» Aim of the task
Search the records for the word "true" and report each line that has it.

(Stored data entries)
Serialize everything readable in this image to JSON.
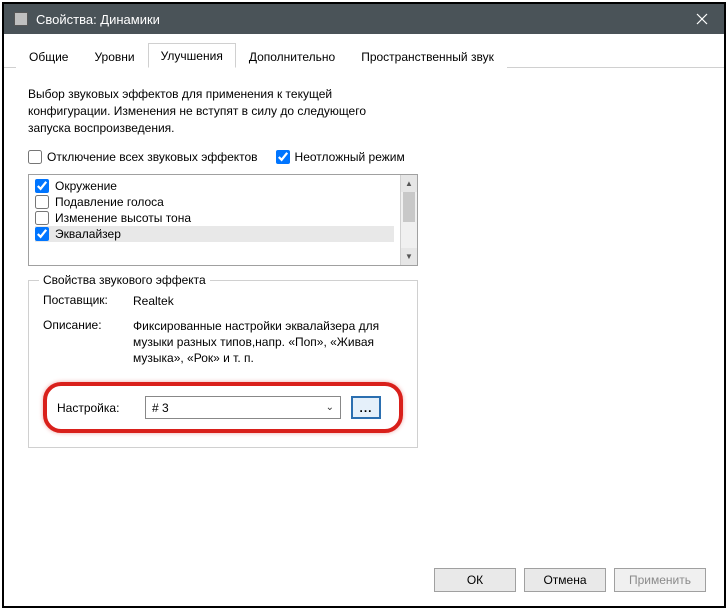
{
  "title": "Свойства: Динамики",
  "tabs": [
    "Общие",
    "Уровни",
    "Улучшения",
    "Дополнительно",
    "Пространственный звук"
  ],
  "active_tab": 2,
  "description": "Выбор звуковых эффектов для применения к текущей конфигурации. Изменения не вступят в силу до следующего запуска воспроизведения.",
  "checks": {
    "disable_all": "Отключение всех звуковых эффектов",
    "immediate": "Неотложный режим"
  },
  "effects": [
    {
      "label": "Окружение",
      "checked": true
    },
    {
      "label": "Подавление голоса",
      "checked": false
    },
    {
      "label": "Изменение высоты тона",
      "checked": false
    },
    {
      "label": "Эквалайзер",
      "checked": true,
      "selected": true
    }
  ],
  "group": {
    "title": "Свойства звукового эффекта",
    "provider_label": "Поставщик:",
    "provider_value": "Realtek",
    "desc_label": "Описание:",
    "desc_value": "Фиксированные настройки эквалайзера для музыки разных типов,напр. «Поп», «Живая музыка», «Рок» и т. п."
  },
  "setting": {
    "label": "Настройка:",
    "value": "# 3",
    "ellipsis": "..."
  },
  "buttons": {
    "ok": "ОК",
    "cancel": "Отмена",
    "apply": "Применить"
  }
}
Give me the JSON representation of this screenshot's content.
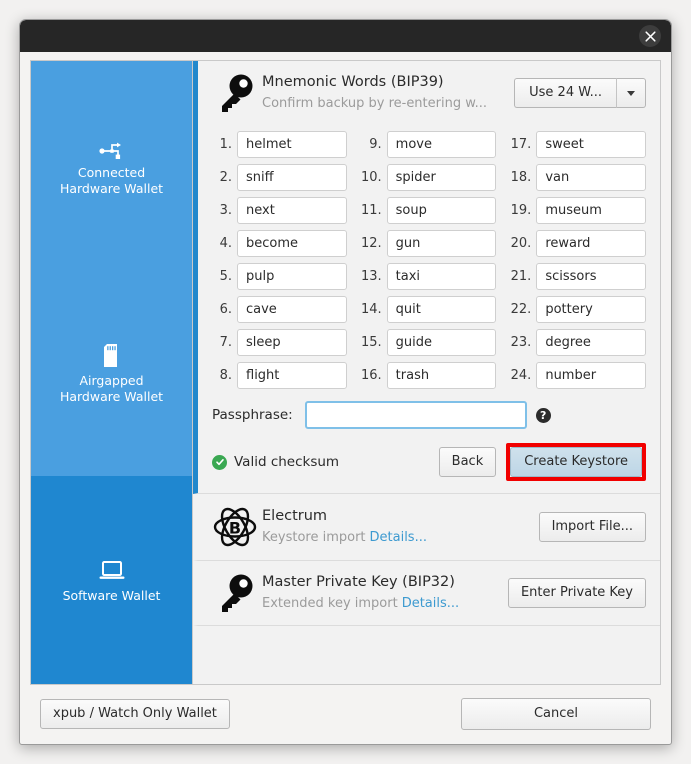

» Result for this task
      "checked": true
      "checked": true,
      "selected": true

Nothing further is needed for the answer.